» The request
Copy everything in the listing below word for word, apart from any images.

*** Entries supplied

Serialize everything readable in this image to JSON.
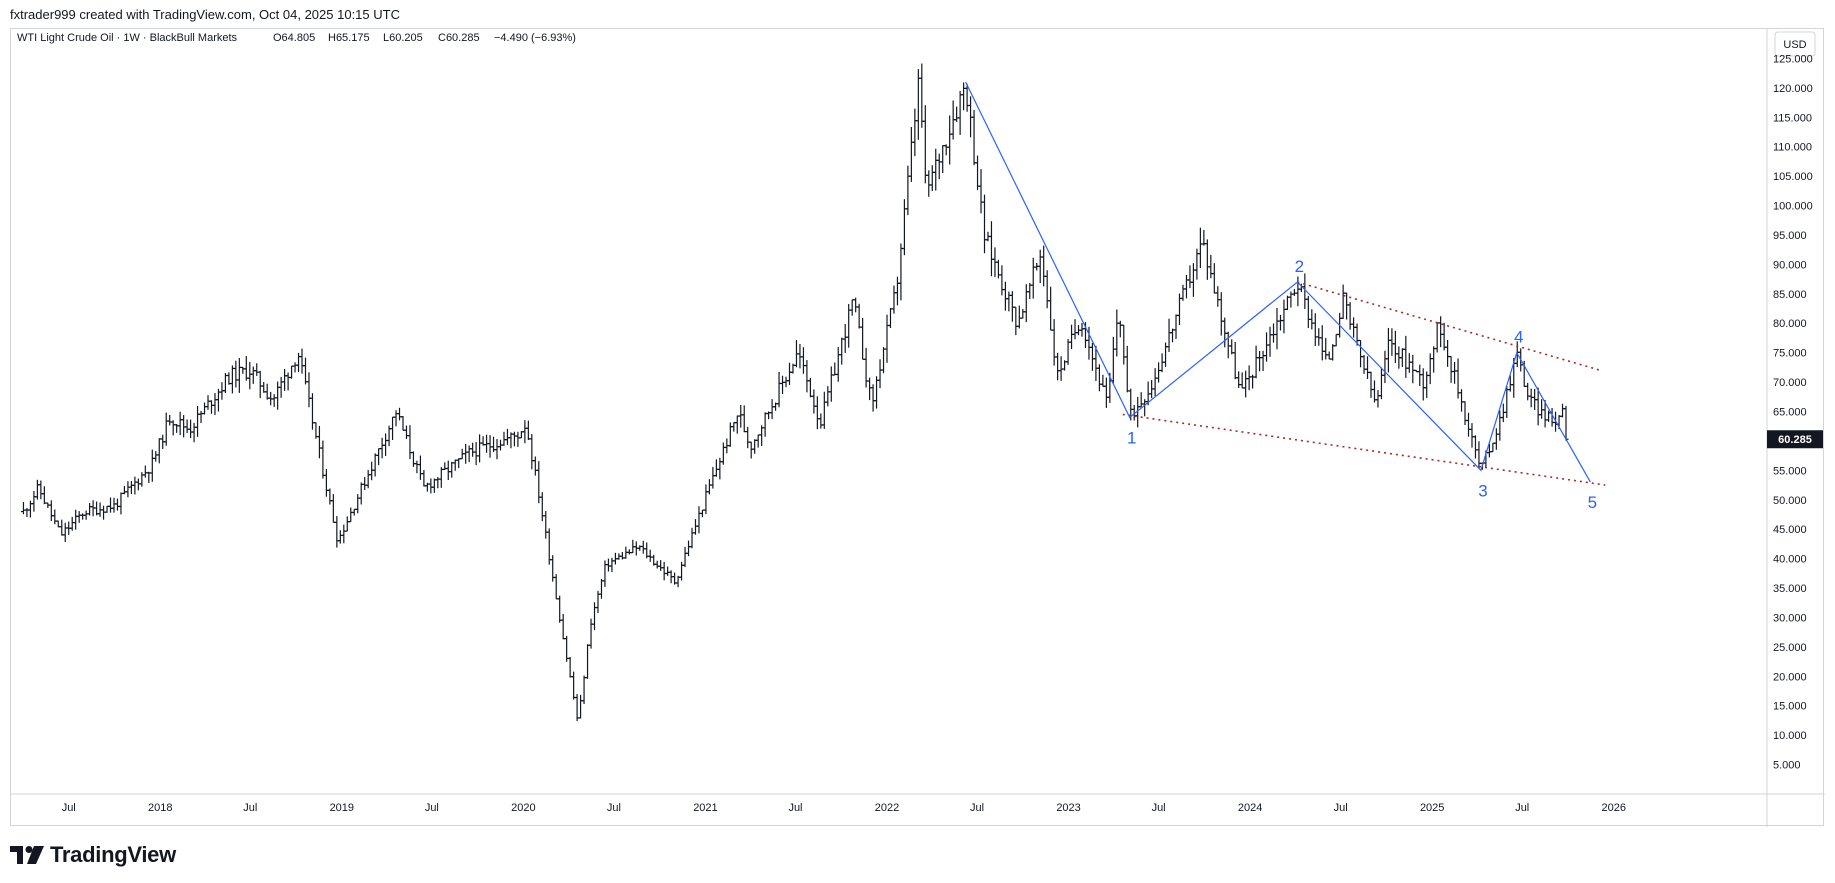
{
  "header": {
    "credit": "fxtrader999 created with TradingView.com, Oct 04, 2025 10:15 UTC"
  },
  "brand": {
    "name": "TradingView",
    "icon": "tradingview-logo-icon"
  },
  "legend": {
    "symbol": "WTI Light Crude Oil · 1W · BlackBull Markets",
    "open": "O64.805",
    "high": "H65.175",
    "low": "L60.205",
    "close": "C60.285",
    "change": "−4.490 (−6.93%)"
  },
  "colors": {
    "bars": "#131722",
    "wave": "#2962ff",
    "channel": "#a52a2a",
    "price_tag_bg": "#131722",
    "axis_border": "#d1d4dc"
  },
  "chart_data": {
    "type": "ohlc-bar",
    "title": "WTI Light Crude Oil · 1W · BlackBull Markets",
    "currency": "USD",
    "ylim": [
      0,
      130
    ],
    "y_ticks": [
      5,
      10,
      15,
      20,
      25,
      30,
      35,
      40,
      45,
      50,
      55,
      60,
      65,
      70,
      75,
      80,
      85,
      90,
      95,
      100,
      105,
      110,
      115,
      120,
      125
    ],
    "y_tick_labels": [
      "5.000",
      "10.000",
      "15.000",
      "20.000",
      "25.000",
      "30.000",
      "35.000",
      "40.000",
      "45.000",
      "50.000",
      "55.000",
      "60.000",
      "65.000",
      "70.000",
      "75.000",
      "80.000",
      "85.000",
      "90.000",
      "95.000",
      "100.000",
      "105.000",
      "110.000",
      "115.000",
      "120.000",
      "125.000"
    ],
    "xlim": [
      "2017-03-15",
      "2026-10-20"
    ],
    "x_ticks": [
      {
        "date": "2017-07-01",
        "label": "Jul"
      },
      {
        "date": "2018-01-01",
        "label": "2018"
      },
      {
        "date": "2018-07-01",
        "label": "Jul"
      },
      {
        "date": "2019-01-01",
        "label": "2019"
      },
      {
        "date": "2019-07-01",
        "label": "Jul"
      },
      {
        "date": "2020-01-01",
        "label": "2020"
      },
      {
        "date": "2020-07-01",
        "label": "Jul"
      },
      {
        "date": "2021-01-01",
        "label": "2021"
      },
      {
        "date": "2021-07-01",
        "label": "Jul"
      },
      {
        "date": "2022-01-01",
        "label": "2022"
      },
      {
        "date": "2022-07-01",
        "label": "Jul"
      },
      {
        "date": "2023-01-01",
        "label": "2023"
      },
      {
        "date": "2023-07-01",
        "label": "Jul"
      },
      {
        "date": "2024-01-01",
        "label": "2024"
      },
      {
        "date": "2024-07-01",
        "label": "Jul"
      },
      {
        "date": "2025-01-01",
        "label": "2025"
      },
      {
        "date": "2025-07-01",
        "label": "Jul"
      },
      {
        "date": "2026-01-01",
        "label": "2026"
      }
    ],
    "last_price": "60.285",
    "price_path": [
      [
        "2017-04-01",
        48
      ],
      [
        "2017-05-01",
        52
      ],
      [
        "2017-06-15",
        44
      ],
      [
        "2017-08-01",
        48
      ],
      [
        "2017-10-01",
        49
      ],
      [
        "2017-12-15",
        56
      ],
      [
        "2018-01-20",
        64
      ],
      [
        "2018-03-01",
        62
      ],
      [
        "2018-05-20",
        71
      ],
      [
        "2018-07-01",
        72
      ],
      [
        "2018-08-15",
        67
      ],
      [
        "2018-10-05",
        75
      ],
      [
        "2018-12-24",
        43
      ],
      [
        "2019-04-20",
        65
      ],
      [
        "2019-06-15",
        52
      ],
      [
        "2019-09-15",
        58
      ],
      [
        "2019-12-20",
        61
      ],
      [
        "2020-01-06",
        63
      ],
      [
        "2020-02-01",
        51
      ],
      [
        "2020-03-10",
        32
      ],
      [
        "2020-04-20",
        12
      ],
      [
        "2020-05-15",
        29
      ],
      [
        "2020-06-15",
        39
      ],
      [
        "2020-08-20",
        42
      ],
      [
        "2020-11-01",
        36
      ],
      [
        "2021-01-08",
        52
      ],
      [
        "2021-03-08",
        65
      ],
      [
        "2021-04-01",
        59
      ],
      [
        "2021-07-06",
        75
      ],
      [
        "2021-08-20",
        63
      ],
      [
        "2021-10-25",
        84
      ],
      [
        "2021-12-01",
        66
      ],
      [
        "2022-01-20",
        86
      ],
      [
        "2022-03-07",
        122
      ],
      [
        "2022-03-20",
        102
      ],
      [
        "2022-06-08",
        121
      ],
      [
        "2022-07-15",
        95
      ],
      [
        "2022-09-20",
        80
      ],
      [
        "2022-11-07",
        92
      ],
      [
        "2022-12-09",
        71
      ],
      [
        "2023-01-25",
        81
      ],
      [
        "2023-03-20",
        66
      ],
      [
        "2023-04-12",
        83
      ],
      [
        "2023-05-04",
        64
      ],
      [
        "2023-06-20",
        70
      ],
      [
        "2023-09-27",
        94
      ],
      [
        "2023-12-13",
        68
      ],
      [
        "2024-04-05",
        87
      ],
      [
        "2024-06-04",
        73
      ],
      [
        "2024-07-05",
        84
      ],
      [
        "2024-09-10",
        66
      ],
      [
        "2024-10-07",
        77
      ],
      [
        "2024-12-15",
        70
      ],
      [
        "2025-01-15",
        80
      ],
      [
        "2025-04-09",
        55
      ],
      [
        "2025-05-15",
        63
      ],
      [
        "2025-06-20",
        75
      ],
      [
        "2025-07-15",
        67
      ],
      [
        "2025-09-01",
        63
      ],
      [
        "2025-09-25",
        66
      ],
      [
        "2025-10-03",
        60.285
      ]
    ],
    "annotations": {
      "wave_line": [
        [
          "2022-06-08",
          121
        ],
        [
          "2023-05-04",
          64
        ],
        [
          "2024-04-05",
          87
        ],
        [
          "2025-04-09",
          55
        ],
        [
          "2025-06-20",
          75
        ],
        [
          "2025-11-15",
          53
        ]
      ],
      "wave_labels": [
        {
          "label": "1",
          "date": "2023-05-04",
          "price": 64
        },
        {
          "label": "2",
          "date": "2024-04-05",
          "price": 87
        },
        {
          "label": "3",
          "date": "2025-04-09",
          "price": 55
        },
        {
          "label": "4",
          "date": "2025-06-20",
          "price": 75
        },
        {
          "label": "5",
          "date": "2025-11-15",
          "price": 53
        }
      ],
      "channel_upper": [
        [
          "2024-04-05",
          87
        ],
        [
          "2025-12-05",
          72
        ]
      ],
      "channel_lower": [
        [
          "2023-04-20",
          64.5
        ],
        [
          "2025-12-15",
          52.5
        ]
      ]
    }
  }
}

******

» Problem solution
Serialize everything readable in this image to JSON.
{
  "header": {
    "credit": "fxtrader999 created with TradingView.com, Oct 04, 2025 10:15 UTC"
  },
  "brand": {
    "name": "TradingView",
    "icon": "tradingview-logo-icon"
  },
  "legend": {
    "symbol": "WTI Light Crude Oil · 1W · BlackBull Markets",
    "open": "O64.805",
    "high": "H65.175",
    "low": "L60.205",
    "close": "C60.285",
    "change": "−4.490 (−6.93%)"
  },
  "colors": {
    "bars": "#131722",
    "wave": "#2962ff",
    "channel": "#a52a2a",
    "price_tag_bg": "#131722",
    "axis_border": "#d1d4dc"
  },
  "chart_data": {
    "type": "ohlc-bar",
    "title": "WTI Light Crude Oil · 1W · BlackBull Markets",
    "currency": "USD",
    "ylim": [
      0,
      130
    ],
    "y_ticks": [
      5,
      10,
      15,
      20,
      25,
      30,
      35,
      40,
      45,
      50,
      55,
      60,
      65,
      70,
      75,
      80,
      85,
      90,
      95,
      100,
      105,
      110,
      115,
      120,
      125
    ],
    "y_tick_labels": [
      "5.000",
      "10.000",
      "15.000",
      "20.000",
      "25.000",
      "30.000",
      "35.000",
      "40.000",
      "45.000",
      "50.000",
      "55.000",
      "60.000",
      "65.000",
      "70.000",
      "75.000",
      "80.000",
      "85.000",
      "90.000",
      "95.000",
      "100.000",
      "105.000",
      "110.000",
      "115.000",
      "120.000",
      "125.000"
    ],
    "xlim": [
      "2017-03-15",
      "2026-10-20"
    ],
    "x_ticks": [
      {
        "date": "2017-07-01",
        "label": "Jul"
      },
      {
        "date": "2018-01-01",
        "label": "2018"
      },
      {
        "date": "2018-07-01",
        "label": "Jul"
      },
      {
        "date": "2019-01-01",
        "label": "2019"
      },
      {
        "date": "2019-07-01",
        "label": "Jul"
      },
      {
        "date": "2020-01-01",
        "label": "2020"
      },
      {
        "date": "2020-07-01",
        "label": "Jul"
      },
      {
        "date": "2021-01-01",
        "label": "2021"
      },
      {
        "date": "2021-07-01",
        "label": "Jul"
      },
      {
        "date": "2022-01-01",
        "label": "2022"
      },
      {
        "date": "2022-07-01",
        "label": "Jul"
      },
      {
        "date": "2023-01-01",
        "label": "2023"
      },
      {
        "date": "2023-07-01",
        "label": "Jul"
      },
      {
        "date": "2024-01-01",
        "label": "2024"
      },
      {
        "date": "2024-07-01",
        "label": "Jul"
      },
      {
        "date": "2025-01-01",
        "label": "2025"
      },
      {
        "date": "2025-07-01",
        "label": "Jul"
      },
      {
        "date": "2026-01-01",
        "label": "2026"
      }
    ],
    "last_price": "60.285",
    "price_path": [
      [
        "2017-04-01",
        48
      ],
      [
        "2017-05-01",
        52
      ],
      [
        "2017-06-15",
        44
      ],
      [
        "2017-08-01",
        48
      ],
      [
        "2017-10-01",
        49
      ],
      [
        "2017-12-15",
        56
      ],
      [
        "2018-01-20",
        64
      ],
      [
        "2018-03-01",
        62
      ],
      [
        "2018-05-20",
        71
      ],
      [
        "2018-07-01",
        72
      ],
      [
        "2018-08-15",
        67
      ],
      [
        "2018-10-05",
        75
      ],
      [
        "2018-12-24",
        43
      ],
      [
        "2019-04-20",
        65
      ],
      [
        "2019-06-15",
        52
      ],
      [
        "2019-09-15",
        58
      ],
      [
        "2019-12-20",
        61
      ],
      [
        "2020-01-06",
        63
      ],
      [
        "2020-02-01",
        51
      ],
      [
        "2020-03-10",
        32
      ],
      [
        "2020-04-20",
        12
      ],
      [
        "2020-05-15",
        29
      ],
      [
        "2020-06-15",
        39
      ],
      [
        "2020-08-20",
        42
      ],
      [
        "2020-11-01",
        36
      ],
      [
        "2021-01-08",
        52
      ],
      [
        "2021-03-08",
        65
      ],
      [
        "2021-04-01",
        59
      ],
      [
        "2021-07-06",
        75
      ],
      [
        "2021-08-20",
        63
      ],
      [
        "2021-10-25",
        84
      ],
      [
        "2021-12-01",
        66
      ],
      [
        "2022-01-20",
        86
      ],
      [
        "2022-03-07",
        122
      ],
      [
        "2022-03-20",
        102
      ],
      [
        "2022-06-08",
        121
      ],
      [
        "2022-07-15",
        95
      ],
      [
        "2022-09-20",
        80
      ],
      [
        "2022-11-07",
        92
      ],
      [
        "2022-12-09",
        71
      ],
      [
        "2023-01-25",
        81
      ],
      [
        "2023-03-20",
        66
      ],
      [
        "2023-04-12",
        83
      ],
      [
        "2023-05-04",
        64
      ],
      [
        "2023-06-20",
        70
      ],
      [
        "2023-09-27",
        94
      ],
      [
        "2023-12-13",
        68
      ],
      [
        "2024-04-05",
        87
      ],
      [
        "2024-06-04",
        73
      ],
      [
        "2024-07-05",
        84
      ],
      [
        "2024-09-10",
        66
      ],
      [
        "2024-10-07",
        77
      ],
      [
        "2024-12-15",
        70
      ],
      [
        "2025-01-15",
        80
      ],
      [
        "2025-04-09",
        55
      ],
      [
        "2025-05-15",
        63
      ],
      [
        "2025-06-20",
        75
      ],
      [
        "2025-07-15",
        67
      ],
      [
        "2025-09-01",
        63
      ],
      [
        "2025-09-25",
        66
      ],
      [
        "2025-10-03",
        60.285
      ]
    ],
    "annotations": {
      "wave_line": [
        [
          "2022-06-08",
          121
        ],
        [
          "2023-05-04",
          64
        ],
        [
          "2024-04-05",
          87
        ],
        [
          "2025-04-09",
          55
        ],
        [
          "2025-06-20",
          75
        ],
        [
          "2025-11-15",
          53
        ]
      ],
      "wave_labels": [
        {
          "label": "1",
          "date": "2023-05-04",
          "price": 64
        },
        {
          "label": "2",
          "date": "2024-04-05",
          "price": 87
        },
        {
          "label": "3",
          "date": "2025-04-09",
          "price": 55
        },
        {
          "label": "4",
          "date": "2025-06-20",
          "price": 75
        },
        {
          "label": "5",
          "date": "2025-11-15",
          "price": 53
        }
      ],
      "channel_upper": [
        [
          "2024-04-05",
          87
        ],
        [
          "2025-12-05",
          72
        ]
      ],
      "channel_lower": [
        [
          "2023-04-20",
          64.5
        ],
        [
          "2025-12-15",
          52.5
        ]
      ]
    }
  }
}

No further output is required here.